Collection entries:

------------------------

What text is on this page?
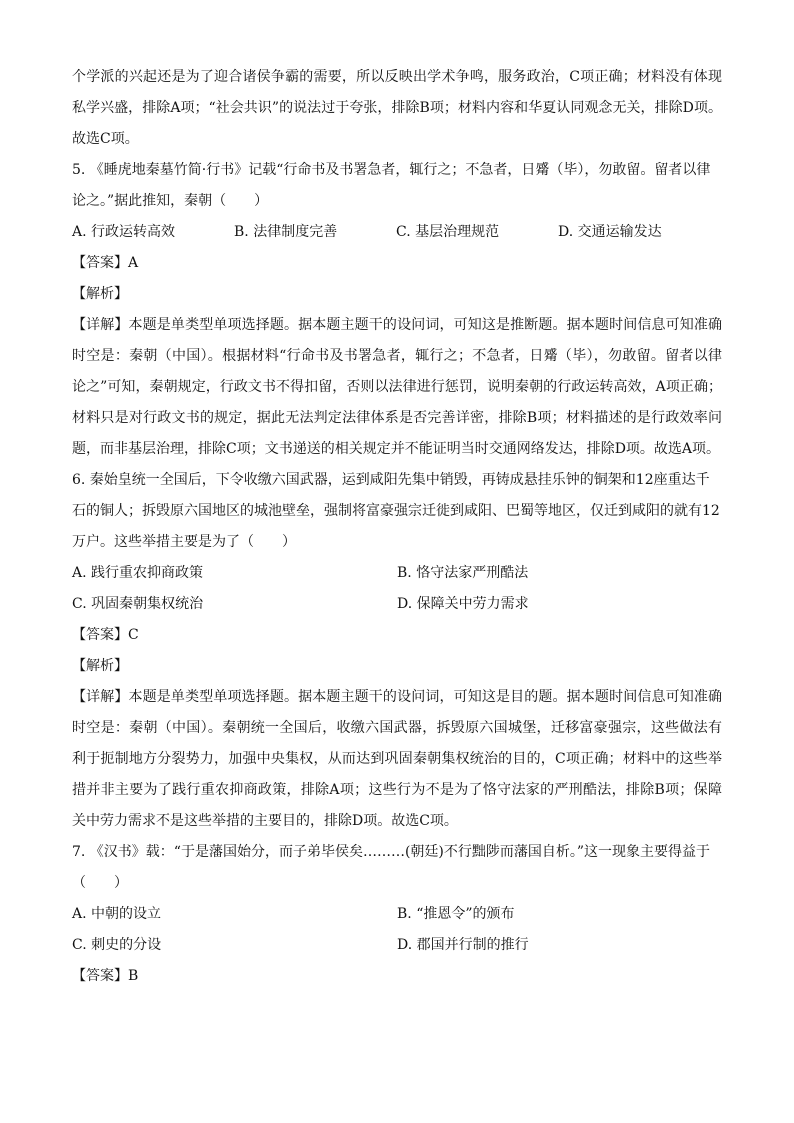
个学派的兴起还是为了迎合诸侯争霸的需要，所以反映出学术争鸣，服务政治，C项正确；材料没有体现私学兴盛，排除A项；“社会共识”的说法过于夸张，排除B项；材料内容和华夏认同观念无关，排除D项。故选C项。

5. 《睡虎地秦墓竹简·行书》记载“行命书及书署急者，辄行之；不急者，日觱（毕），勿敢留。留者以律论之。”据此推知，秦朝（　　）

A. 行政运转高效	B. 法律制度完善	C. 基层治理规范	D. 交通运输发达
【答案】A
【解析】

【详解】本题是单类型单项选择题。据本题主题干的设问词，可知这是推断题。据本题时间信息可知准确时空是：秦朝（中国）。根据材料“行命书及书署急者，辄行之；不急者，日觱（毕），勿敢留。留者以律论之”可知，秦朝规定，行政文书不得扣留，否则以法律进行惩罚，说明秦朝的行政运转高效，A项正确；材料只是对行政文书的规定，据此无法判定法律体系是否完善详密，排除B项；材料描述的是行政效率问题，而非基层治理，排除C项；文书递送的相关规定并不能证明当时交通网络发达，排除D项。故选A项。

6. 秦始皇统一全国后，下令收缴六国武器，运到咸阳先集中销毁，再铸成悬挂乐钟的铜架和12座重达千石的铜人；拆毁原六国地区的城池壁垒，强制将富豪强宗迁徙到咸阳、巴蜀等地区，仅迁到咸阳的就有12万户。这些举措主要是为了（　　）

A. 践行重农抑商政策	B. 恪守法家严刑酷法
C. 巩固秦朝集权统治	D. 保障关中劳力需求
【答案】C
【解析】

【详解】本题是单类型单项选择题。据本题主题干的设问词，可知这是目的题。据本题时间信息可知准确时空是：秦朝（中国）。秦朝统一全国后，收缴六国武器，拆毁原六国城堡，迁移富豪强宗，这些做法有利于扼制地方分裂势力，加强中央集权，从而达到巩固秦朝集权统治的目的，C项正确；材料中的这些举措并非主要为了践行重农抑商政策，排除A项；这些行为不是为了恪守法家的严刑酷法，排除B项；保障关中劳力需求不是这些举措的主要目的，排除D项。故选C项。

7. 《汉书》载：“于是藩国始分，而子弟毕侯矣………(朝廷)不行黜陟而藩国自析。”这一现象主要得益于（　　）

A. 中朝的设立	B. “推恩令”的颁布
C. 刺史的分设	D. 郡国并行制的推行
【答案】B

------------------------

Goal>
Each record above must be returned exactly as written, with its pictures omitted.

Correct response>
What text is on this page?
个学派的兴起还是为了迎合诸侯争霸的需要，所以反映出学术争鸣，服务政治，C项正确；材料没有体现私学兴盛，排除A项；“社会共识”的说法过于夸张，排除B项；材料内容和华夏认同观念无关，排除D项。故选C项。

5. 《睡虎地秦墓竹简·行书》记载“行命书及书署急者，辄行之；不急者，日觱（毕），勿敢留。留者以律论之。”据此推知，秦朝（　　）

A. 行政运转高效	B. 法律制度完善	C. 基层治理规范	D. 交通运输发达
【答案】A
【解析】

【详解】本题是单类型单项选择题。据本题主题干的设问词，可知这是推断题。据本题时间信息可知准确时空是：秦朝（中国）。根据材料“行命书及书署急者，辄行之；不急者，日觱（毕），勿敢留。留者以律论之”可知，秦朝规定，行政文书不得扣留，否则以法律进行惩罚，说明秦朝的行政运转高效，A项正确；材料只是对行政文书的规定，据此无法判定法律体系是否完善详密，排除B项；材料描述的是行政效率问题，而非基层治理，排除C项；文书递送的相关规定并不能证明当时交通网络发达，排除D项。故选A项。

6. 秦始皇统一全国后，下令收缴六国武器，运到咸阳先集中销毁，再铸成悬挂乐钟的铜架和12座重达千石的铜人；拆毁原六国地区的城池壁垒，强制将富豪强宗迁徙到咸阳、巴蜀等地区，仅迁到咸阳的就有12万户。这些举措主要是为了（　　）

A. 践行重农抑商政策	B. 恪守法家严刑酷法
C. 巩固秦朝集权统治	D. 保障关中劳力需求
【答案】C
【解析】

【详解】本题是单类型单项选择题。据本题主题干的设问词，可知这是目的题。据本题时间信息可知准确时空是：秦朝（中国）。秦朝统一全国后，收缴六国武器，拆毁原六国城堡，迁移富豪强宗，这些做法有利于扼制地方分裂势力，加强中央集权，从而达到巩固秦朝集权统治的目的，C项正确；材料中的这些举措并非主要为了践行重农抑商政策，排除A项；这些行为不是为了恪守法家的严刑酷法，排除B项；保障关中劳力需求不是这些举措的主要目的，排除D项。故选C项。

7. 《汉书》载：“于是藩国始分，而子弟毕侯矣………(朝廷)不行黜陟而藩国自析。”这一现象主要得益于（　　）

A. 中朝的设立	B. “推恩令”的颁布
C. 刺史的分设	D. 郡国并行制的推行
【答案】B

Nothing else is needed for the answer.